• **Given problem**: Pull out each line of the records holding the string "Maximális".
START
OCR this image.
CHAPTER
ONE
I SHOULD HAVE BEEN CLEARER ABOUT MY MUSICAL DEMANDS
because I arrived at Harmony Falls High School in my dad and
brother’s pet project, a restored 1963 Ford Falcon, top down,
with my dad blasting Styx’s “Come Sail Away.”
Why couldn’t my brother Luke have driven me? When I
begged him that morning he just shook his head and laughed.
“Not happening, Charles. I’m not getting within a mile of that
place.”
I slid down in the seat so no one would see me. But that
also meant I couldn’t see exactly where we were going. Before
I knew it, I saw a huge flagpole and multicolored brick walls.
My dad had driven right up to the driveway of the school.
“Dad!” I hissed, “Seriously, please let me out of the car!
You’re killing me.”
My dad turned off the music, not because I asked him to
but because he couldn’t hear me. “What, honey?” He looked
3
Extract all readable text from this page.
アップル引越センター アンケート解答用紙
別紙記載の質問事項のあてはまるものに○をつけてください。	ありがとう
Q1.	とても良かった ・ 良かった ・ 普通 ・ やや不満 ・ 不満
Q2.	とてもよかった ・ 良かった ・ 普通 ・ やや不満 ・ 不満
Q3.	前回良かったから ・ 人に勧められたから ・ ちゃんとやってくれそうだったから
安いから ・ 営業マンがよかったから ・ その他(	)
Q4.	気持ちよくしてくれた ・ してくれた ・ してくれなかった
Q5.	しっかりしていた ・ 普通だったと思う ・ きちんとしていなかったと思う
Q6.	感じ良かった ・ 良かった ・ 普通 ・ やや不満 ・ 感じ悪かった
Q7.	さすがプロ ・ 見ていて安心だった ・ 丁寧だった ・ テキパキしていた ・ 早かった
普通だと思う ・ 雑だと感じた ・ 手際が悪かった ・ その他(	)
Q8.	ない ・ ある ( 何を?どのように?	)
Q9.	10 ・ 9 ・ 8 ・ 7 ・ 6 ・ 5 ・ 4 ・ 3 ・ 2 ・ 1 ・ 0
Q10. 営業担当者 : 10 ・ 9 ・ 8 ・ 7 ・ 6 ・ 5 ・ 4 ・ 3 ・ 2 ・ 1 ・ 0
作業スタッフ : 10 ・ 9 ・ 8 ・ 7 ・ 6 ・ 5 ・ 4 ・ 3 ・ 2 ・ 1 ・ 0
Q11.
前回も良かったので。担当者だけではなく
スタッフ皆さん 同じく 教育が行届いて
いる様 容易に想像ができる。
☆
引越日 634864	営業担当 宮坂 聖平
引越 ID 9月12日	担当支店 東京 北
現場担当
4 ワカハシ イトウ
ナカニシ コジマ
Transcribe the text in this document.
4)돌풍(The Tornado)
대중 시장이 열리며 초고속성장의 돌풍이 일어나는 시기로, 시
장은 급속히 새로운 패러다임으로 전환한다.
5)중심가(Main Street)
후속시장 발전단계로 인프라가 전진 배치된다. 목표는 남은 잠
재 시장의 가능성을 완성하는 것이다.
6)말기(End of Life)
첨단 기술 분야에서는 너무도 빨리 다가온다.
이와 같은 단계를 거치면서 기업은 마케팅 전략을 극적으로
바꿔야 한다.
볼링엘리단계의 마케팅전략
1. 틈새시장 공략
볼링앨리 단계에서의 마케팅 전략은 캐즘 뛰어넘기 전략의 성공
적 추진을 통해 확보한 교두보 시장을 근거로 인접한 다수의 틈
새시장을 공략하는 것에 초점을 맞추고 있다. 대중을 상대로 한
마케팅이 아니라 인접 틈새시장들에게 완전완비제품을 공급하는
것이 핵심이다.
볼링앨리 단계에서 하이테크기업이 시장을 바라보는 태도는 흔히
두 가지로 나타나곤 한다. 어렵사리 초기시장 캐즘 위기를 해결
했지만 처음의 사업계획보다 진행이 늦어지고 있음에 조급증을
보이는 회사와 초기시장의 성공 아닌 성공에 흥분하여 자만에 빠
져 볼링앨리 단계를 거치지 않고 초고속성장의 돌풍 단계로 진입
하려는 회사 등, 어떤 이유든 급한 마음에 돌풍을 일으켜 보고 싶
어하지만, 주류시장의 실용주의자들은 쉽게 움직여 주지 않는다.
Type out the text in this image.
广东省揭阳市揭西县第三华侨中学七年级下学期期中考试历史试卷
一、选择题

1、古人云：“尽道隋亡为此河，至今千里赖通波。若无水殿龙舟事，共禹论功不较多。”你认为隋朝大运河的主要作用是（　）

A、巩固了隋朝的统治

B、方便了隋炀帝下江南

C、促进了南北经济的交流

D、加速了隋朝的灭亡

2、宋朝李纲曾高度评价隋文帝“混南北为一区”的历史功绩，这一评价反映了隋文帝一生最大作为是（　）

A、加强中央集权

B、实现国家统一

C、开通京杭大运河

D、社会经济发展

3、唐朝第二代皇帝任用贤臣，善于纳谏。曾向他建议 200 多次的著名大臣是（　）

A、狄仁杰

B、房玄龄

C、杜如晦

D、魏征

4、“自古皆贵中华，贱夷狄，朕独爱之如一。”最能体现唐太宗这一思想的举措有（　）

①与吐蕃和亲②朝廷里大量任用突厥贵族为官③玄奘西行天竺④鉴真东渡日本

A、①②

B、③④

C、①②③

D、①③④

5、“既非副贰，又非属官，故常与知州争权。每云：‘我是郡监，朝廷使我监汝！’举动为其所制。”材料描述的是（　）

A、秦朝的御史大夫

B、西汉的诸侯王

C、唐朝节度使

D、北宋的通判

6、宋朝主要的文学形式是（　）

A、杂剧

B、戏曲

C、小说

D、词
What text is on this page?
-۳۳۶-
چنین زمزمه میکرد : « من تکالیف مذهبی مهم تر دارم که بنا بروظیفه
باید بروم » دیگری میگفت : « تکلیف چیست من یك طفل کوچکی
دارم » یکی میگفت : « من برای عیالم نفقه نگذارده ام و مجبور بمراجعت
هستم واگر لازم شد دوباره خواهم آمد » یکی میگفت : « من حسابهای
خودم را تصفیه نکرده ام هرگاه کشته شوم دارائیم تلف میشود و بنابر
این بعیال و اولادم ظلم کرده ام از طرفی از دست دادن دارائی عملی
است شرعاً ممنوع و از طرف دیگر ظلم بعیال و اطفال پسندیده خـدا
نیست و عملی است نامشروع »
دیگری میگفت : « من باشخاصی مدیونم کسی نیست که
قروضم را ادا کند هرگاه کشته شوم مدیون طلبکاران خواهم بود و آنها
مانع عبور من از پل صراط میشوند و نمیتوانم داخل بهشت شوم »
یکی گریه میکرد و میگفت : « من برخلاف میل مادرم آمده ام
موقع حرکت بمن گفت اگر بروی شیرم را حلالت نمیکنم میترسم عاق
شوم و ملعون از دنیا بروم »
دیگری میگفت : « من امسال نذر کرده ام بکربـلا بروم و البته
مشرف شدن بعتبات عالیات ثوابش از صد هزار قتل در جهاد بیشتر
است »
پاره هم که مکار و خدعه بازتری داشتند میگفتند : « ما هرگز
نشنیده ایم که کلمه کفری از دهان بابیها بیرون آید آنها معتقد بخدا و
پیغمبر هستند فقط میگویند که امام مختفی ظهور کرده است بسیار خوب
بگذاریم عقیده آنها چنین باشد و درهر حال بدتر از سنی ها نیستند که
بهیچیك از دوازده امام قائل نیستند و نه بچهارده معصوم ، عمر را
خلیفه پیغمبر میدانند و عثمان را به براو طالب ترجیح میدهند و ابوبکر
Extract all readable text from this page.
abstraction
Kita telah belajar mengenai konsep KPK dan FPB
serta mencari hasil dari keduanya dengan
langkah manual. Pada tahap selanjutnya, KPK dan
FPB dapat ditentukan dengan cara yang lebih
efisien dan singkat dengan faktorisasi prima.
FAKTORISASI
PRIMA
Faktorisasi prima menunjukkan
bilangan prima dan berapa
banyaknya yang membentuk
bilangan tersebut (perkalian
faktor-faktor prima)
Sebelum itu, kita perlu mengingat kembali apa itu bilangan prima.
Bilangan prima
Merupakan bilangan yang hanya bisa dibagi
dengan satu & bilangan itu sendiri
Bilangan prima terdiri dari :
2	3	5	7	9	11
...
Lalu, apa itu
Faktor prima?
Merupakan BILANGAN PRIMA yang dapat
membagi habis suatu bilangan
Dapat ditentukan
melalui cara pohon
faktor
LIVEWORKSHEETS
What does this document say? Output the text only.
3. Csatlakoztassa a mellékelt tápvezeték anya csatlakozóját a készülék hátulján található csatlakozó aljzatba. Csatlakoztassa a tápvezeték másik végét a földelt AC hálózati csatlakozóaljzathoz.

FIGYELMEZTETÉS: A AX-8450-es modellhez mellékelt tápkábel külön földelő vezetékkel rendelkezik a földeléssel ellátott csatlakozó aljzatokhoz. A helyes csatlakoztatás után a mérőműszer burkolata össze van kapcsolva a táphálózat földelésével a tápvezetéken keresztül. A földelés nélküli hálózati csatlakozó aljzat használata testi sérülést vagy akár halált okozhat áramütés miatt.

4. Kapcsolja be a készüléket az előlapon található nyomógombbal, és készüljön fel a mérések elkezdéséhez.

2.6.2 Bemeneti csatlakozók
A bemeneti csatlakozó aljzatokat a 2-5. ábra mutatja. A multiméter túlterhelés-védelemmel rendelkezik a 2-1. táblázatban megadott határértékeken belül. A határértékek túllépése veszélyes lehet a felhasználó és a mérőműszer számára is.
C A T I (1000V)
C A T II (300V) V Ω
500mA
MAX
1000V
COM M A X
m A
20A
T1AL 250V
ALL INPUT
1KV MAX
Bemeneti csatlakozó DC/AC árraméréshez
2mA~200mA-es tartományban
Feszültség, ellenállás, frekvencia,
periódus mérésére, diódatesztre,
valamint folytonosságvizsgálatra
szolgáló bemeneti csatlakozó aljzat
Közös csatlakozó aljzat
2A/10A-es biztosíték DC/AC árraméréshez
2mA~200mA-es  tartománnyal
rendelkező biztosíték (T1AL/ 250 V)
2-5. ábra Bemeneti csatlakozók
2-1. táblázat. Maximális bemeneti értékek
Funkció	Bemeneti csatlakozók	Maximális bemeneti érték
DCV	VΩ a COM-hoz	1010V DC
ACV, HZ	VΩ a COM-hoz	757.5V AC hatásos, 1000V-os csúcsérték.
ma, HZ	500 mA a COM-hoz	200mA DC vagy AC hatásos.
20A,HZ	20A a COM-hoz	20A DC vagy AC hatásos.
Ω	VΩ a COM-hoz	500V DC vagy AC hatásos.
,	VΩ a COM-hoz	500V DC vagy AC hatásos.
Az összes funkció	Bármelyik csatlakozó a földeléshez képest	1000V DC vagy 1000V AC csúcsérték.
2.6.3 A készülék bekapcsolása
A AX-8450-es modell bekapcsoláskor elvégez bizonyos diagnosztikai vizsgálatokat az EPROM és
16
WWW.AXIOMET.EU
END
• **Exercise result**:
2-1. táblázat. Maximális bemeneti értékek
Funkció	Bemeneti csatlakozók	Maximális bemeneti érték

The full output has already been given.